== Problem requirements ==
Exactly as written, please set down all of the entries again, with no pictures.

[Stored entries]

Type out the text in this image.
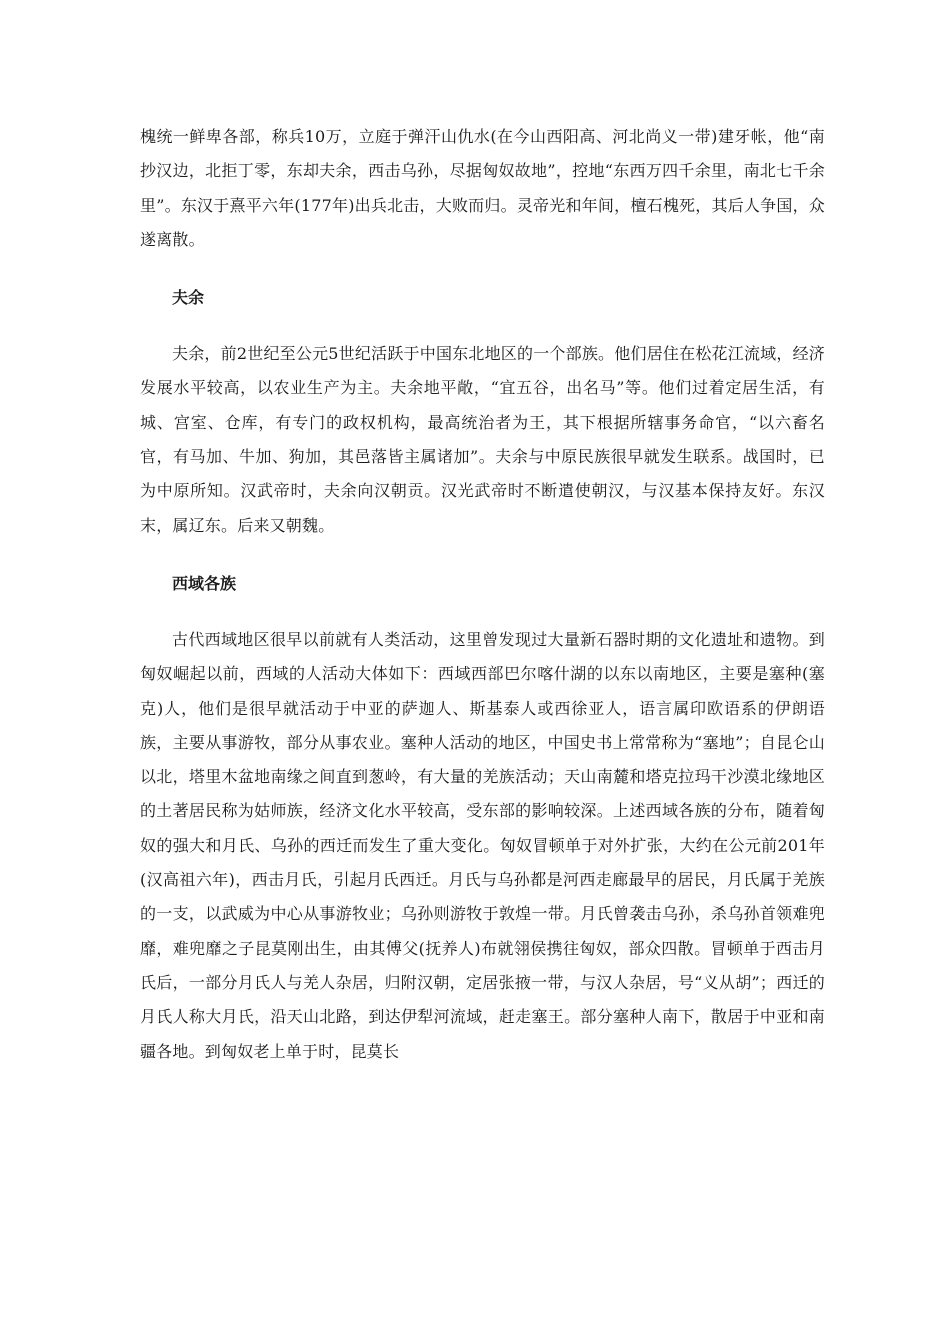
槐统一鲜卑各部，称兵10万，立庭于弹汗山仇水(在今山西阳高、河北尚义一带)建牙帐，他“南抄汉边，北拒丁零，东却夫余，西击乌孙，尽据匈奴故地”，控地“东西万四千余里，南北七千余里”。东汉于熹平六年(177年)出兵北击，大败而归。灵帝光和年间，檀石槐死，其后人争国，众遂离散。

夫余

夫余，前2世纪至公元5世纪活跃于中国东北地区的一个部族。他们居住在松花江流域，经济发展水平较高，以农业生产为主。夫余地平敞，“宜五谷，出名马”等。他们过着定居生活，有城、宫室、仓库，有专门的政权机构，最高统治者为王，其下根据所辖事务命官，“以六畜名官，有马加、牛加、狗加，其邑落皆主属诸加”。夫余与中原民族很早就发生联系。战国时，已为中原所知。汉武帝时，夫余向汉朝贡。汉光武帝时不断遣使朝汉，与汉基本保持友好。东汉末，属辽东。后来又朝魏。

西域各族

古代西域地区很早以前就有人类活动，这里曾发现过大量新石器时期的文化遗址和遗物。到匈奴崛起以前，西域的人活动大体如下：西域西部巴尔喀什湖的以东以南地区，主要是塞种(塞克)人，他们是很早就活动于中亚的萨迦人、斯基泰人或西徐亚人，语言属印欧语系的伊朗语族，主要从事游牧，部分从事农业。塞种人活动的地区，中国史书上常常称为“塞地”；自昆仑山以北，塔里木盆地南缘之间直到葱岭，有大量的羌族活动；天山南麓和塔克拉玛干沙漠北缘地区的土著居民称为姑师族，经济文化水平较高，受东部的影响较深。上述西域各族的分布，随着匈奴的强大和月氏、乌孙的西迁而发生了重大变化。匈奴冒顿单于对外扩张，大约在公元前201年(汉高祖六年)，西击月氏，引起月氏西迁。月氏与乌孙都是河西走廊最早的居民，月氏属于羌族的一支，以武威为中心从事游牧业；乌孙则游牧于敦煌一带。月氏曾袭击乌孙，杀乌孙首领难兜靡，难兜靡之子昆莫刚出生，由其傅父(抚养人)布就翎侯携往匈奴，部众四散。冒顿单于西击月氏后，一部分月氏人与羌人杂居，归附汉朝，定居张掖一带，与汉人杂居，号“义从胡”；西迁的月氏人称大月氏，沿天山北路，到达伊犁河流域，赶走塞王。部分塞种人南下，散居于中亚和南疆各地。到匈奴老上单于时，昆莫长
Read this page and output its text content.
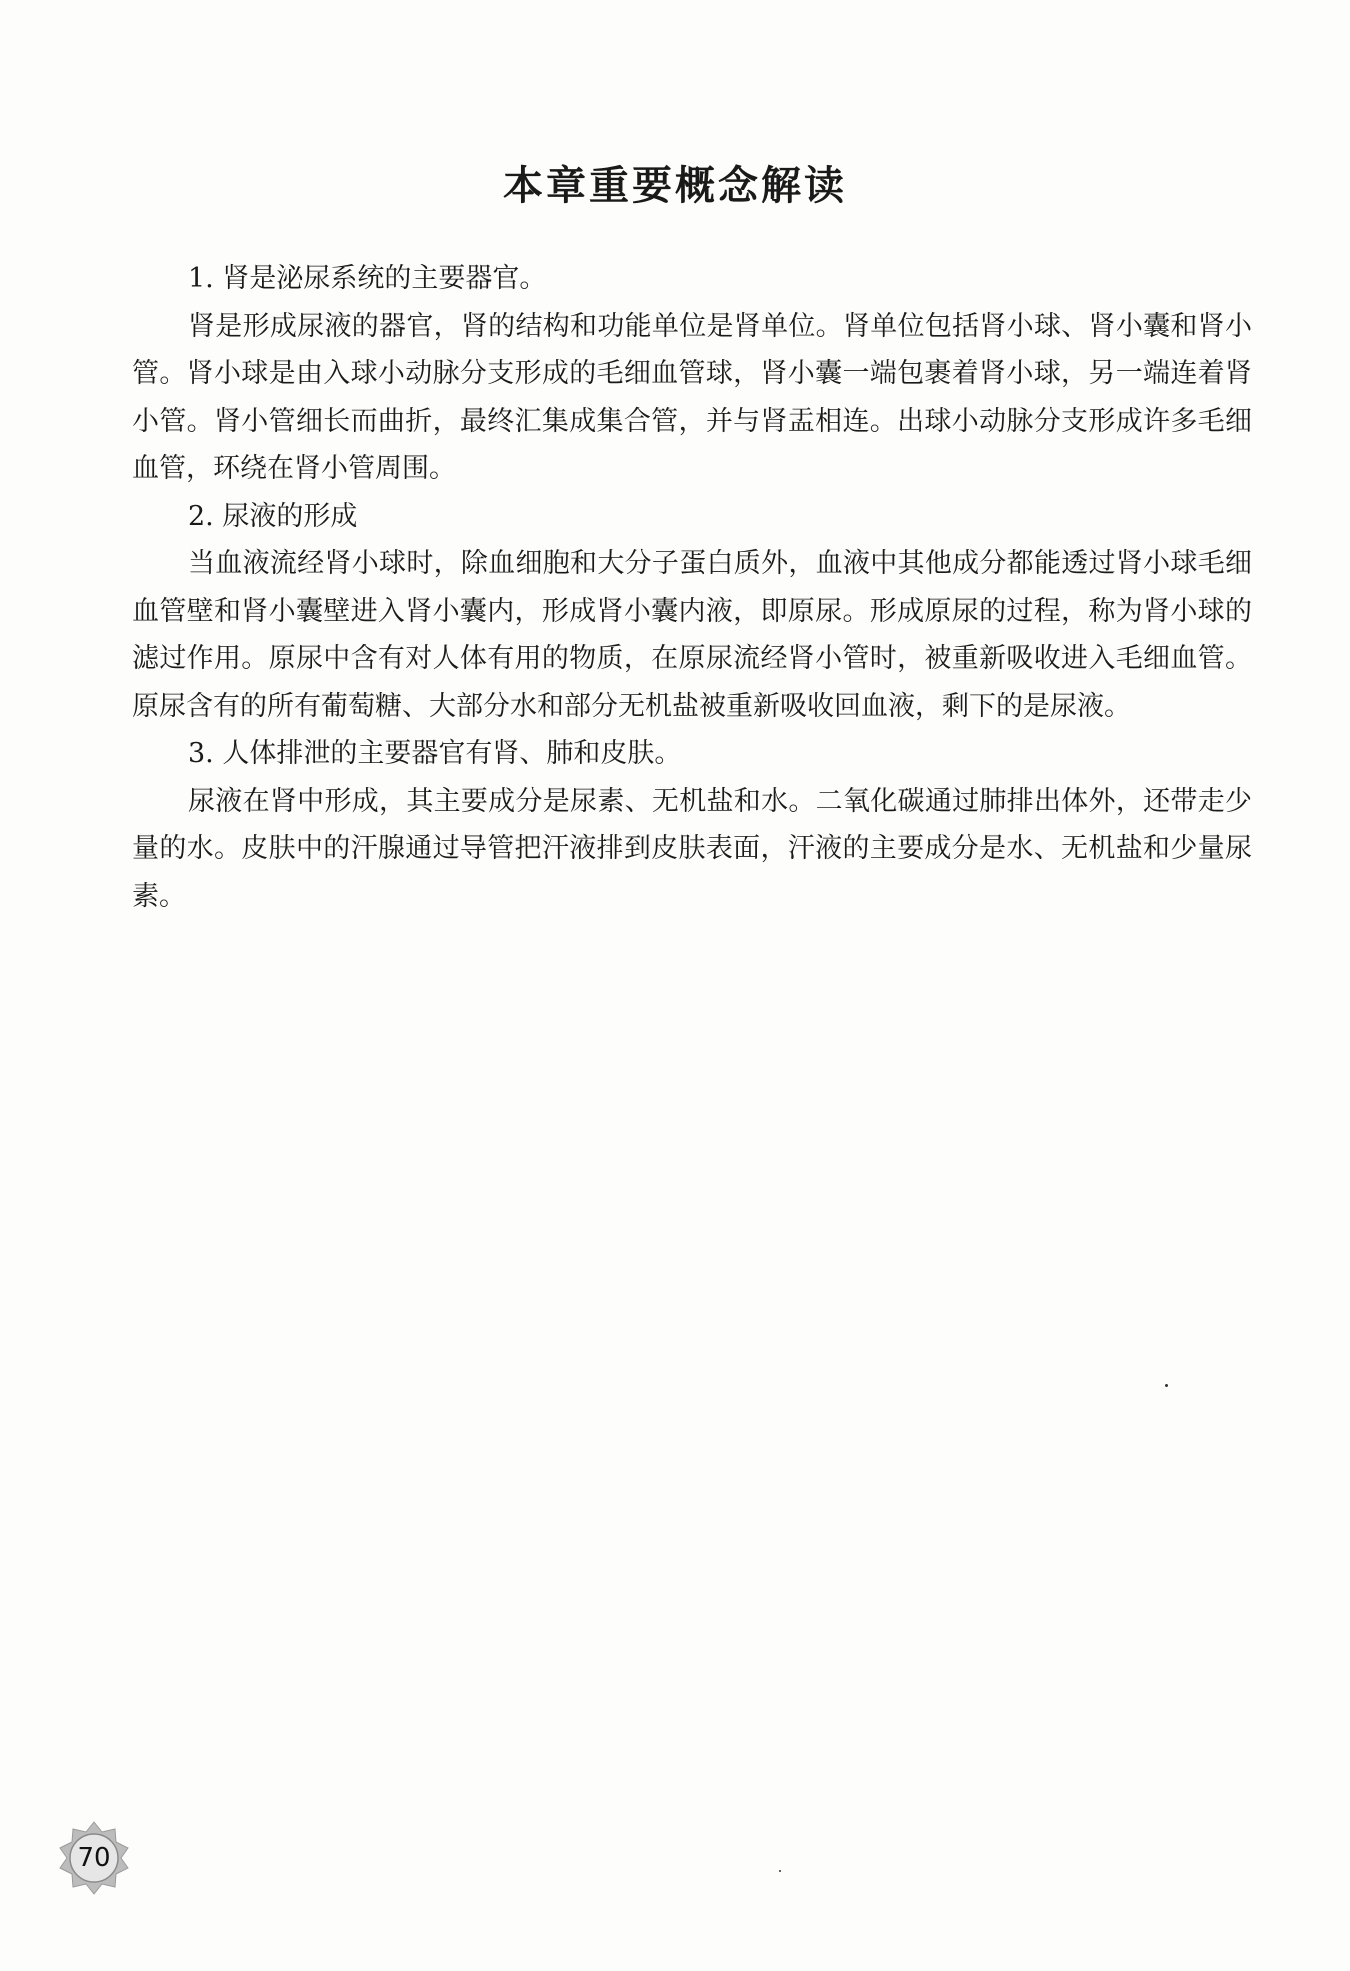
本章重要概念解读

1. 肾是泌尿系统的主要器官。

肾是形成尿液的器官，肾的结构和功能单位是肾单位。肾单位包括肾小球、肾小囊和肾小管。肾小球是由入球小动脉分支形成的毛细血管球，肾小囊一端包裹着肾小球，另一端连着肾小管。肾小管细长而曲折，最终汇集成集合管，并与肾盂相连。出球小动脉分支形成许多毛细血管，环绕在肾小管周围。

2. 尿液的形成

当血液流经肾小球时，除血细胞和大分子蛋白质外，血液中其他成分都能透过肾小球毛细血管壁和肾小囊壁进入肾小囊内，形成肾小囊内液，即原尿。形成原尿的过程，称为肾小球的滤过作用。原尿中含有对人体有用的物质，在原尿流经肾小管时，被重新吸收进入毛细血管。原尿含有的所有葡萄糖、大部分水和部分无机盐被重新吸收回血液，剩下的是尿液。

3. 人体排泄的主要器官有肾、肺和皮肤。

尿液在肾中形成，其主要成分是尿素、无机盐和水。二氧化碳通过肺排出体外，还带走少量的水。皮肤中的汗腺通过导管把汗液排到皮肤表面，汗液的主要成分是水、无机盐和少量尿素。

70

== Finished task ==
Type out the text in this image.
槐统一鲜卑各部，称兵10万，立庭于弹汗山仇水(在今山西阳高、河北尚义一带)建牙帐，他“南抄汉边，北拒丁零，东却夫余，西击乌孙，尽据匈奴故地”，控地“东西万四千余里，南北七千余里”。东汉于熹平六年(177年)出兵北击，大败而归。灵帝光和年间，檀石槐死，其后人争国，众遂离散。

夫余

夫余，前2世纪至公元5世纪活跃于中国东北地区的一个部族。他们居住在松花江流域，经济发展水平较高，以农业生产为主。夫余地平敞，“宜五谷，出名马”等。他们过着定居生活，有城、宫室、仓库，有专门的政权机构，最高统治者为王，其下根据所辖事务命官，“以六畜名官，有马加、牛加、狗加，其邑落皆主属诸加”。夫余与中原民族很早就发生联系。战国时，已为中原所知。汉武帝时，夫余向汉朝贡。汉光武帝时不断遣使朝汉，与汉基本保持友好。东汉末，属辽东。后来又朝魏。

西域各族

古代西域地区很早以前就有人类活动，这里曾发现过大量新石器时期的文化遗址和遗物。到匈奴崛起以前，西域的人活动大体如下：西域西部巴尔喀什湖的以东以南地区，主要是塞种(塞克)人，他们是很早就活动于中亚的萨迦人、斯基泰人或西徐亚人，语言属印欧语系的伊朗语族，主要从事游牧，部分从事农业。塞种人活动的地区，中国史书上常常称为“塞地”；自昆仑山以北，塔里木盆地南缘之间直到葱岭，有大量的羌族活动；天山南麓和塔克拉玛干沙漠北缘地区的土著居民称为姑师族，经济文化水平较高，受东部的影响较深。上述西域各族的分布，随着匈奴的强大和月氏、乌孙的西迁而发生了重大变化。匈奴冒顿单于对外扩张，大约在公元前201年(汉高祖六年)，西击月氏，引起月氏西迁。月氏与乌孙都是河西走廊最早的居民，月氏属于羌族的一支，以武威为中心从事游牧业；乌孙则游牧于敦煌一带。月氏曾袭击乌孙，杀乌孙首领难兜靡，难兜靡之子昆莫刚出生，由其傅父(抚养人)布就翎侯携往匈奴，部众四散。冒顿单于西击月氏后，一部分月氏人与羌人杂居，归附汉朝，定居张掖一带，与汉人杂居，号“义从胡”；西迁的月氏人称大月氏，沿天山北路，到达伊犁河流域，赶走塞王。部分塞种人南下，散居于中亚和南疆各地。到匈奴老上单于时，昆莫长
Read this page and output its text content.
本章重要概念解读

1. 肾是泌尿系统的主要器官。

肾是形成尿液的器官，肾的结构和功能单位是肾单位。肾单位包括肾小球、肾小囊和肾小管。肾小球是由入球小动脉分支形成的毛细血管球，肾小囊一端包裹着肾小球，另一端连着肾小管。肾小管细长而曲折，最终汇集成集合管，并与肾盂相连。出球小动脉分支形成许多毛细血管，环绕在肾小管周围。

2. 尿液的形成

当血液流经肾小球时，除血细胞和大分子蛋白质外，血液中其他成分都能透过肾小球毛细血管壁和肾小囊壁进入肾小囊内，形成肾小囊内液，即原尿。形成原尿的过程，称为肾小球的滤过作用。原尿中含有对人体有用的物质，在原尿流经肾小管时，被重新吸收进入毛细血管。原尿含有的所有葡萄糖、大部分水和部分无机盐被重新吸收回血液，剩下的是尿液。

3. 人体排泄的主要器官有肾、肺和皮肤。

尿液在肾中形成，其主要成分是尿素、无机盐和水。二氧化碳通过肺排出体外，还带走少量的水。皮肤中的汗腺通过导管把汗液排到皮肤表面，汗液的主要成分是水、无机盐和少量尿素。

70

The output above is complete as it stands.